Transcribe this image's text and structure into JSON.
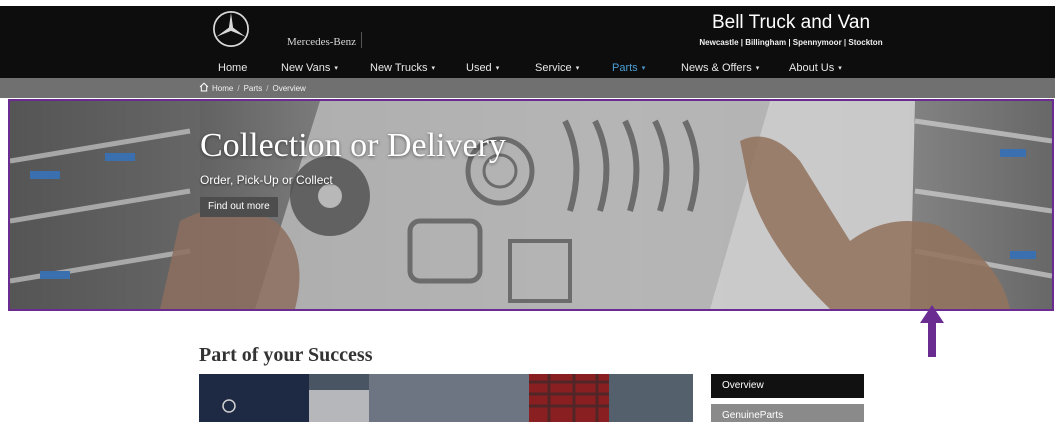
{
  "header": {
    "brand_name": "Mercedes-Benz",
    "dealer_name": "Bell Truck and Van",
    "locations": "Newcastle | Billingham | Spennymoor | Stockton"
  },
  "nav": {
    "items": [
      {
        "label": "Home",
        "dropdown": false
      },
      {
        "label": "New Vans",
        "dropdown": true
      },
      {
        "label": "New Trucks",
        "dropdown": true
      },
      {
        "label": "Used",
        "dropdown": true
      },
      {
        "label": "Service",
        "dropdown": true
      },
      {
        "label": "Parts",
        "dropdown": true,
        "active": true
      },
      {
        "label": "News & Offers",
        "dropdown": true
      },
      {
        "label": "About Us",
        "dropdown": true
      }
    ],
    "caret": "▾"
  },
  "breadcrumb": {
    "items": [
      "Home",
      "Parts",
      "Overview"
    ],
    "separator": "/"
  },
  "hero": {
    "title": "Collection or Delivery",
    "subtitle": "Order, Pick-Up or Collect",
    "button_label": "Find out more"
  },
  "content": {
    "section_title": "Part of your Success"
  },
  "side_menu": {
    "items": [
      "Overview",
      "GenuineParts"
    ]
  },
  "colors": {
    "active_nav": "#4b9fd5",
    "annotation": "#6a2c91",
    "header_bg": "#0d0d0d",
    "breadcrumb_bg": "#707070"
  },
  "icons": {
    "brand": "mercedes-star-icon",
    "breadcrumb_home": "home-icon",
    "annotation": "arrow-up-icon"
  }
}
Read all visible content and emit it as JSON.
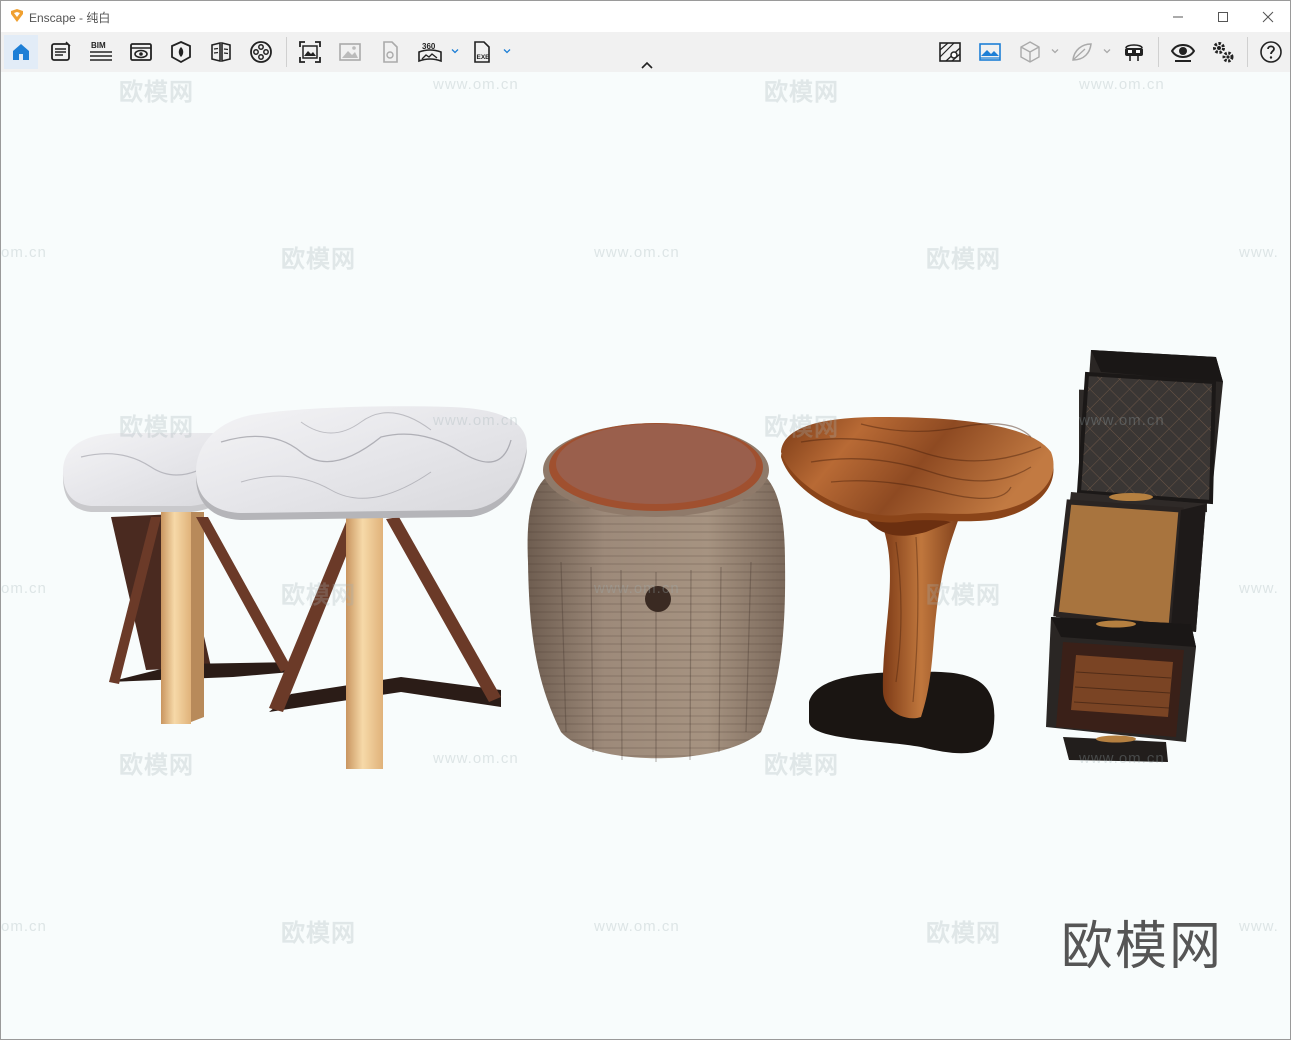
{
  "window": {
    "app_name": "Enscape",
    "separator": " - ",
    "doc_name": "纯白"
  },
  "toolbar": {
    "left_buttons": [
      {
        "name": "home-icon",
        "active": true
      },
      {
        "name": "feedback-icon"
      },
      {
        "name": "bim-icon",
        "label": "BIM"
      },
      {
        "name": "views-eye-icon"
      },
      {
        "name": "asset-library-icon"
      },
      {
        "name": "material-editor-icon"
      },
      {
        "name": "video-editor-icon"
      },
      {
        "name": "screenshot-icon"
      },
      {
        "name": "batch-render-icon"
      },
      {
        "name": "upload-icon"
      },
      {
        "name": "panorama-360-icon",
        "label": "360"
      },
      {
        "name": "export-exe-icon",
        "label": "EXE"
      }
    ],
    "right_buttons": [
      {
        "name": "map-icon"
      },
      {
        "name": "atmosphere-icon"
      },
      {
        "name": "cube-icon"
      },
      {
        "name": "leaf-icon"
      },
      {
        "name": "vr-headset-icon"
      },
      {
        "name": "visual-settings-eye-icon"
      },
      {
        "name": "settings-gears-icon"
      },
      {
        "name": "help-icon"
      }
    ]
  },
  "viewport": {
    "watermark_cn": "欧模网",
    "watermark_url": "www.om.cn",
    "watermark_url_partial_left": "om.cn",
    "watermark_url_partial_right": "www.",
    "corner_logo": "欧模网"
  },
  "colors": {
    "accent": "#1e7fd6",
    "logo_orange": "#f0a030",
    "viewport_bg": "#f8fcfc"
  }
}
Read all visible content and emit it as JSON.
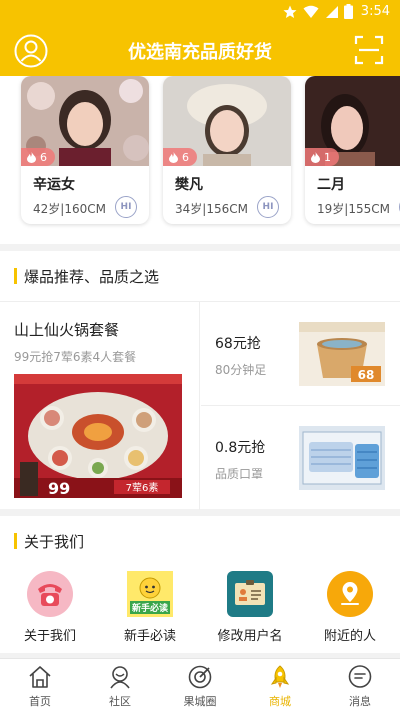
{
  "status_bar": {
    "time": "3:54"
  },
  "app_bar": {
    "title": "优选南充品质好货"
  },
  "profiles": [
    {
      "name": "辛运女",
      "info": "42岁|160CM",
      "likes": "6",
      "hi": "HI"
    },
    {
      "name": "樊凡",
      "info": "34岁|156CM",
      "likes": "6",
      "hi": "HI"
    },
    {
      "name": "二月",
      "info": "19岁|155CM",
      "likes": "1",
      "hi": "HI"
    }
  ],
  "recommend": {
    "title": "爆品推荐、品质之选",
    "featured": {
      "title": "山上仙火锅套餐",
      "subtitle": "99元抢7荤6素4人套餐",
      "image_text_price": "99",
      "image_text_tag": "7荤6素"
    },
    "items": [
      {
        "price": "68元抢",
        "desc": "80分钟足",
        "image_text": "68"
      },
      {
        "price": "0.8元抢",
        "desc": "品质口罩"
      }
    ]
  },
  "about": {
    "title": "关于我们",
    "items": [
      {
        "label": "关于我们",
        "icon": "phone-icon"
      },
      {
        "label": "新手必读",
        "icon": "guide-icon",
        "badge": "新手必读"
      },
      {
        "label": "修改用户名",
        "icon": "id-card-icon"
      },
      {
        "label": "附近的人",
        "icon": "location-icon"
      }
    ]
  },
  "tabs": [
    {
      "label": "首页",
      "icon": "home-icon",
      "active": false
    },
    {
      "label": "社区",
      "icon": "community-icon",
      "active": false
    },
    {
      "label": "果城圈",
      "icon": "circle-icon",
      "active": false
    },
    {
      "label": "商城",
      "icon": "rocket-icon",
      "active": true
    },
    {
      "label": "消息",
      "icon": "message-icon",
      "active": false
    }
  ],
  "colors": {
    "brand": "#f7c300",
    "active_tab": "#e9b400"
  }
}
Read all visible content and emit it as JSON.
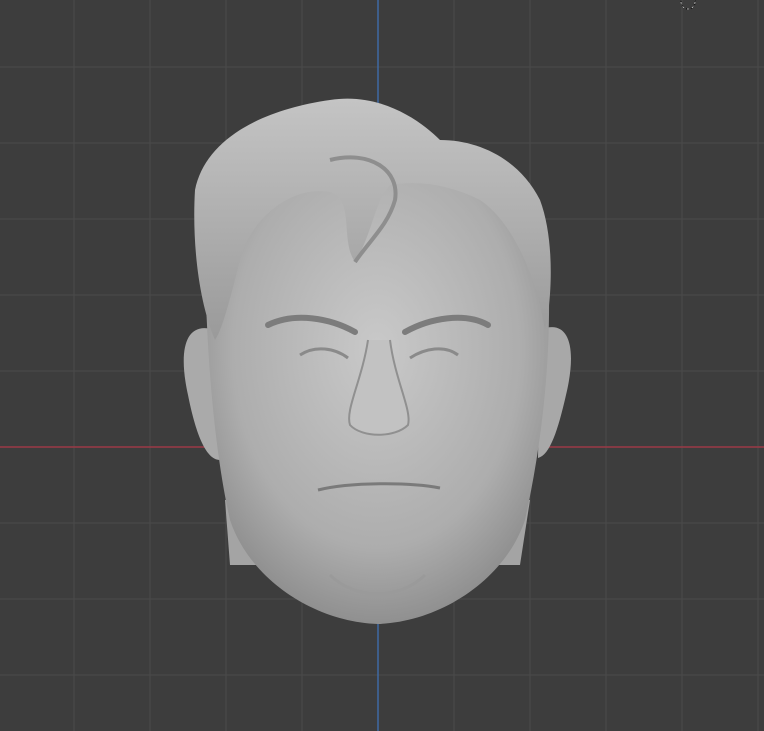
{
  "viewport": {
    "background_color": "#3d3d3d",
    "grid_color": "#4a4a4a",
    "x_axis_color": "#9b3a46",
    "y_axis_color": "#3f6aa3",
    "model_color": "#b4b4b4"
  },
  "icons": {
    "top_right": "3d-cursor-icon"
  }
}
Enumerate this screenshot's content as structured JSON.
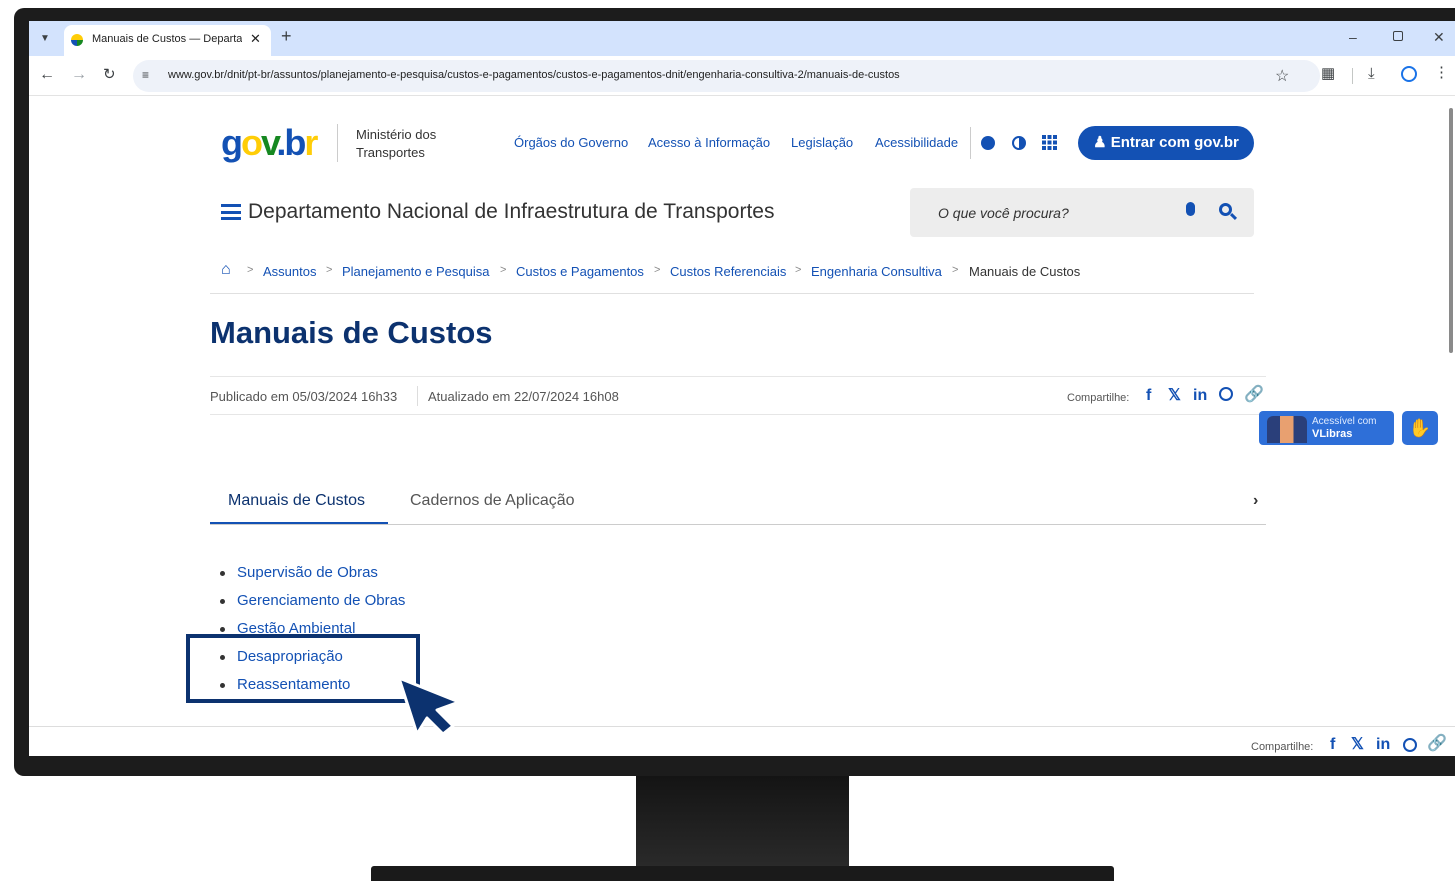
{
  "browser": {
    "tab_title": "Manuais de Custos — Departan",
    "url": "www.gov.br/dnit/pt-br/assuntos/planejamento-e-pesquisa/custos-e-pagamentos/custos-e-pagamentos-dnit/engenharia-consultiva-2/manuais-de-custos"
  },
  "header": {
    "logo": "gov.br",
    "ministry": "Ministério dos Transportes",
    "links": [
      "Órgãos do Governo",
      "Acesso à Informação",
      "Legislação",
      "Acessibilidade"
    ],
    "login_label": "Entrar com gov.br"
  },
  "site": {
    "title": "Departamento Nacional de Infraestrutura de Transportes",
    "search_placeholder": "O que você procura?"
  },
  "breadcrumb": [
    "Assuntos",
    "Planejamento e Pesquisa",
    "Custos e Pagamentos",
    "Custos Referenciais",
    "Engenharia Consultiva",
    "Manuais de Custos"
  ],
  "main": {
    "title": "Manuais de Custos",
    "published": "Publicado em 05/03/2024 16h33",
    "updated": "Atualizado em 22/07/2024 16h08",
    "share_label": "Compartilhe:",
    "tabs": [
      "Manuais de Custos",
      "Cadernos de Aplicação"
    ],
    "items": [
      "Supervisão de Obras",
      "Gerenciamento de Obras",
      "Gestão Ambiental",
      "Desapropriação",
      "Reassentamento"
    ]
  },
  "vlibras": {
    "line1": "Acessível com",
    "line2": "VLibras"
  },
  "footer": {
    "share_label": "Compartilhe:"
  },
  "colors": {
    "brand_blue": "#1351b4",
    "title_blue": "#0c326f",
    "highlight_box": "#0c326f",
    "tab_bar": "#d3e3fd"
  }
}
··········
Repeat the lines above exactly, and keep every picture out.

→ **Worked answer**
Transcribe this image's text and structure into JSON.
{
  "header": {
    "brand_name": "Mercedes-Benz",
    "dealer_name": "Bell Truck and Van",
    "locations": "Newcastle | Billingham | Spennymoor | Stockton"
  },
  "nav": {
    "items": [
      {
        "label": "Home",
        "dropdown": false
      },
      {
        "label": "New Vans",
        "dropdown": true
      },
      {
        "label": "New Trucks",
        "dropdown": true
      },
      {
        "label": "Used",
        "dropdown": true
      },
      {
        "label": "Service",
        "dropdown": true
      },
      {
        "label": "Parts",
        "dropdown": true,
        "active": true
      },
      {
        "label": "News & Offers",
        "dropdown": true
      },
      {
        "label": "About Us",
        "dropdown": true
      }
    ],
    "caret": "▾"
  },
  "breadcrumb": {
    "items": [
      "Home",
      "Parts",
      "Overview"
    ],
    "separator": "/"
  },
  "hero": {
    "title": "Collection or Delivery",
    "subtitle": "Order, Pick-Up or Collect",
    "button_label": "Find out more"
  },
  "content": {
    "section_title": "Part of your Success"
  },
  "side_menu": {
    "items": [
      "Overview",
      "GenuineParts"
    ]
  },
  "colors": {
    "active_nav": "#4b9fd5",
    "annotation": "#6a2c91",
    "header_bg": "#0d0d0d",
    "breadcrumb_bg": "#707070"
  },
  "icons": {
    "brand": "mercedes-star-icon",
    "breadcrumb_home": "home-icon",
    "annotation": "arrow-up-icon"
  }
}
Read all visible content and emit it as JSON.
{
  "window": {
    "app_name": "Enscape",
    "separator": " - ",
    "doc_name": "纯白"
  },
  "toolbar": {
    "left_buttons": [
      {
        "name": "home-icon",
        "active": true
      },
      {
        "name": "feedback-icon"
      },
      {
        "name": "bim-icon",
        "label": "BIM"
      },
      {
        "name": "views-eye-icon"
      },
      {
        "name": "asset-library-icon"
      },
      {
        "name": "material-editor-icon"
      },
      {
        "name": "video-editor-icon"
      },
      {
        "name": "screenshot-icon"
      },
      {
        "name": "batch-render-icon"
      },
      {
        "name": "upload-icon"
      },
      {
        "name": "panorama-360-icon",
        "label": "360"
      },
      {
        "name": "export-exe-icon",
        "label": "EXE"
      }
    ],
    "right_buttons": [
      {
        "name": "map-icon"
      },
      {
        "name": "atmosphere-icon"
      },
      {
        "name": "cube-icon"
      },
      {
        "name": "leaf-icon"
      },
      {
        "name": "vr-headset-icon"
      },
      {
        "name": "visual-settings-eye-icon"
      },
      {
        "name": "settings-gears-icon"
      },
      {
        "name": "help-icon"
      }
    ]
  },
  "viewport": {
    "watermark_cn": "欧模网",
    "watermark_url": "www.om.cn",
    "watermark_url_partial_left": "om.cn",
    "watermark_url_partial_right": "www.",
    "corner_logo": "欧模网"
  },
  "colors": {
    "accent": "#1e7fd6",
    "logo_orange": "#f0a030",
    "viewport_bg": "#f8fcfc"
  }
}
Read all visible content and emit it as JSON.
{
  "status_bar": {
    "time": "3:54"
  },
  "app_bar": {
    "title": "优选南充品质好货"
  },
  "profiles": [
    {
      "name": "辛运女",
      "info": "42岁|160CM",
      "likes": "6",
      "hi": "HI"
    },
    {
      "name": "樊凡",
      "info": "34岁|156CM",
      "likes": "6",
      "hi": "HI"
    },
    {
      "name": "二月",
      "info": "19岁|155CM",
      "likes": "1",
      "hi": "HI"
    }
  ],
  "recommend": {
    "title": "爆品推荐、品质之选",
    "featured": {
      "title": "山上仙火锅套餐",
      "subtitle": "99元抢7荤6素4人套餐",
      "image_text_price": "99",
      "image_text_tag": "7荤6素"
    },
    "items": [
      {
        "price": "68元抢",
        "desc": "80分钟足",
        "image_text": "68"
      },
      {
        "price": "0.8元抢",
        "desc": "品质口罩"
      }
    ]
  },
  "about": {
    "title": "关于我们",
    "items": [
      {
        "label": "关于我们",
        "icon": "phone-icon"
      },
      {
        "label": "新手必读",
        "icon": "guide-icon",
        "badge": "新手必读"
      },
      {
        "label": "修改用户名",
        "icon": "id-card-icon"
      },
      {
        "label": "附近的人",
        "icon": "location-icon"
      }
    ]
  },
  "tabs": [
    {
      "label": "首页",
      "icon": "home-icon",
      "active": false
    },
    {
      "label": "社区",
      "icon": "community-icon",
      "active": false
    },
    {
      "label": "果城圈",
      "icon": "circle-icon",
      "active": false
    },
    {
      "label": "商城",
      "icon": "rocket-icon",
      "active": true
    },
    {
      "label": "消息",
      "icon": "message-icon",
      "active": false
    }
  ],
  "colors": {
    "brand": "#f7c300",
    "active_tab": "#e9b400"
  }
}
Read all visible content and emit it as JSON.
{
  "viewport": {
    "background_color": "#3d3d3d",
    "grid_color": "#4a4a4a",
    "x_axis_color": "#9b3a46",
    "y_axis_color": "#3f6aa3",
    "model_color": "#b4b4b4"
  },
  "icons": {
    "top_right": "3d-cursor-icon"
  }
}
Enumerate this screenshot's content as structured JSON.
{
  "browser": {
    "tab_title": "Manuais de Custos — Departan",
    "url": "www.gov.br/dnit/pt-br/assuntos/planejamento-e-pesquisa/custos-e-pagamentos/custos-e-pagamentos-dnit/engenharia-consultiva-2/manuais-de-custos"
  },
  "header": {
    "logo": "gov.br",
    "ministry": "Ministério dos Transportes",
    "links": [
      "Órgãos do Governo",
      "Acesso à Informação",
      "Legislação",
      "Acessibilidade"
    ],
    "login_label": "Entrar com gov.br"
  },
  "site": {
    "title": "Departamento Nacional de Infraestrutura de Transportes",
    "search_placeholder": "O que você procura?"
  },
  "breadcrumb": [
    "Assuntos",
    "Planejamento e Pesquisa",
    "Custos e Pagamentos",
    "Custos Referenciais",
    "Engenharia Consultiva",
    "Manuais de Custos"
  ],
  "main": {
    "title": "Manuais de Custos",
    "published": "Publicado em 05/03/2024 16h33",
    "updated": "Atualizado em 22/07/2024 16h08",
    "share_label": "Compartilhe:",
    "tabs": [
      "Manuais de Custos",
      "Cadernos de Aplicação"
    ],
    "items": [
      "Supervisão de Obras",
      "Gerenciamento de Obras",
      "Gestão Ambiental",
      "Desapropriação",
      "Reassentamento"
    ]
  },
  "vlibras": {
    "line1": "Acessível com",
    "line2": "VLibras"
  },
  "footer": {
    "share_label": "Compartilhe:"
  },
  "colors": {
    "brand_blue": "#1351b4",
    "title_blue": "#0c326f",
    "highlight_box": "#0c326f",
    "tab_bar": "#d3e3fd"
  }
}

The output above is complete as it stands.